> _Exercise aim_
Go through the entries below and return every line that contains "aminotransferase".

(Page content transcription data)

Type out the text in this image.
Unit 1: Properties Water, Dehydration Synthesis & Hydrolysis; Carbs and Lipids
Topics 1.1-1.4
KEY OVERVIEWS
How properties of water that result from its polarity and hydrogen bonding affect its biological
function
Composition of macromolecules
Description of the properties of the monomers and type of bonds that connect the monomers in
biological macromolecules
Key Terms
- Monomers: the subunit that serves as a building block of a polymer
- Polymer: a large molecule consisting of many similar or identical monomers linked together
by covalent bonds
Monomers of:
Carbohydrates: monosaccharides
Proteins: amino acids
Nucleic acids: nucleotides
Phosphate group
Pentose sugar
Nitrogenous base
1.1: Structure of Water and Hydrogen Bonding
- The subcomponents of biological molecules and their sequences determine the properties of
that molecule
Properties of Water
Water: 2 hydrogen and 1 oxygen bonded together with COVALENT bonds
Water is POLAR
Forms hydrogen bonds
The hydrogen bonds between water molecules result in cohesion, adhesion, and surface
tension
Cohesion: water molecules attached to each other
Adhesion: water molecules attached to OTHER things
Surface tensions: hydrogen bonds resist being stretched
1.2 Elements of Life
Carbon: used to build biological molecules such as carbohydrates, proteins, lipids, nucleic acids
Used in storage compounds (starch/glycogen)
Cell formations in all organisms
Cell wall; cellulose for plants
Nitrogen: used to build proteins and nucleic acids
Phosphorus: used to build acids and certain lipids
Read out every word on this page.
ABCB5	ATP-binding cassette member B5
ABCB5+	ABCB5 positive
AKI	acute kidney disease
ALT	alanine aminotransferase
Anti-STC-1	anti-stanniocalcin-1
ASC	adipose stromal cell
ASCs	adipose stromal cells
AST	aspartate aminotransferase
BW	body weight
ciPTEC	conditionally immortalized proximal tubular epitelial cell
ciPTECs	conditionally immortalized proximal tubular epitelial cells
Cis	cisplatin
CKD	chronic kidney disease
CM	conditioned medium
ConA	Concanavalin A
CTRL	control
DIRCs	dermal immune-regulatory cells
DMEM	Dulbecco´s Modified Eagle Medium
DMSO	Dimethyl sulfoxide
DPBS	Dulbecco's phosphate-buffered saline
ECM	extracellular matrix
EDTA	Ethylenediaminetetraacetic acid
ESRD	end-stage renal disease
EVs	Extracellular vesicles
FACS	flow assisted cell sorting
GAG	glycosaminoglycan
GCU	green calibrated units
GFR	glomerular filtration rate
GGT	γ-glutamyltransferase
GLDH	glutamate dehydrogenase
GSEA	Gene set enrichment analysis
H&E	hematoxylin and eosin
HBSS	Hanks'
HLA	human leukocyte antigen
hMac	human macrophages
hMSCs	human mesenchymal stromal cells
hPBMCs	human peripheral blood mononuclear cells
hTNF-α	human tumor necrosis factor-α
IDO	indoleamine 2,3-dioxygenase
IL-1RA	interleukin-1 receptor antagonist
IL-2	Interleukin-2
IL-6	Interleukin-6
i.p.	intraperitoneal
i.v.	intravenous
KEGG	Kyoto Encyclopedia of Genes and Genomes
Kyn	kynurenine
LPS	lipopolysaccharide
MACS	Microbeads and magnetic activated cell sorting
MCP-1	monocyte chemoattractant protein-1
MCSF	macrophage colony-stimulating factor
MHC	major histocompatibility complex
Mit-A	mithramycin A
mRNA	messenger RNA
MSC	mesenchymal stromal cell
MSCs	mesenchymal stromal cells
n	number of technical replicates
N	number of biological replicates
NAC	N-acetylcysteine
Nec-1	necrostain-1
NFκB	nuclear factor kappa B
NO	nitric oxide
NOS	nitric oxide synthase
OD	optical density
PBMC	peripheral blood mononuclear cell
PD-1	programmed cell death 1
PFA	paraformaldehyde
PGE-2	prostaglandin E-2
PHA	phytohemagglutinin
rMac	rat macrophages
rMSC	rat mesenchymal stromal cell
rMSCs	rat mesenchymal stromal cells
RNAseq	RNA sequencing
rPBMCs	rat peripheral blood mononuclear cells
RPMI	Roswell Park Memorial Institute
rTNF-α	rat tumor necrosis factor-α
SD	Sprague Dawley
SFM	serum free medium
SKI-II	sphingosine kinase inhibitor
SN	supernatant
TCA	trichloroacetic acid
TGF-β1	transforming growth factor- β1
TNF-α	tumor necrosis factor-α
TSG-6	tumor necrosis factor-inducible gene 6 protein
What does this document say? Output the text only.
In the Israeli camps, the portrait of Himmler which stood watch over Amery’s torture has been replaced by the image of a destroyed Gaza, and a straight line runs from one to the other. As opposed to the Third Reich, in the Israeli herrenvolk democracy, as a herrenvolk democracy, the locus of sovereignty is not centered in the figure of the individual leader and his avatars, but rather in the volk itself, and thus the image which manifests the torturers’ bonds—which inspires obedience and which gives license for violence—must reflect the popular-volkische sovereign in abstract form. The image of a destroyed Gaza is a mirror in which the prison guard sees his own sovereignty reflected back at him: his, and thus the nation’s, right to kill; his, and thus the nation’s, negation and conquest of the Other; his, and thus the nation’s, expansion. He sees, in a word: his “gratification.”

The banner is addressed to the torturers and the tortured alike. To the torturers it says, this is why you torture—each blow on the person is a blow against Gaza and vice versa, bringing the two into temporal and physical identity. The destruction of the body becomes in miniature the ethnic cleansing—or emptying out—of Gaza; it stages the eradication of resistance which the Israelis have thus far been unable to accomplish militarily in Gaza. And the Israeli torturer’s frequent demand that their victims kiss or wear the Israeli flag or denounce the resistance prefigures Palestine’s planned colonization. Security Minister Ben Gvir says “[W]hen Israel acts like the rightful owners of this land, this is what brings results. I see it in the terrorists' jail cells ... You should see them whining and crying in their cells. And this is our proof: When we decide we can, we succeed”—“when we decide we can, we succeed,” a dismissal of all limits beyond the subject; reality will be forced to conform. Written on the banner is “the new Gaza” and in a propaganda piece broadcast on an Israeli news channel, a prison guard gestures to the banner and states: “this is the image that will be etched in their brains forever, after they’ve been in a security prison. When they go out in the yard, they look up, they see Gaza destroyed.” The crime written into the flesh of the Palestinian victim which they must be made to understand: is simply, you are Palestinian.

> _Problem solution_
ALT	alanine aminotransferase
AST	aspartate aminotransferase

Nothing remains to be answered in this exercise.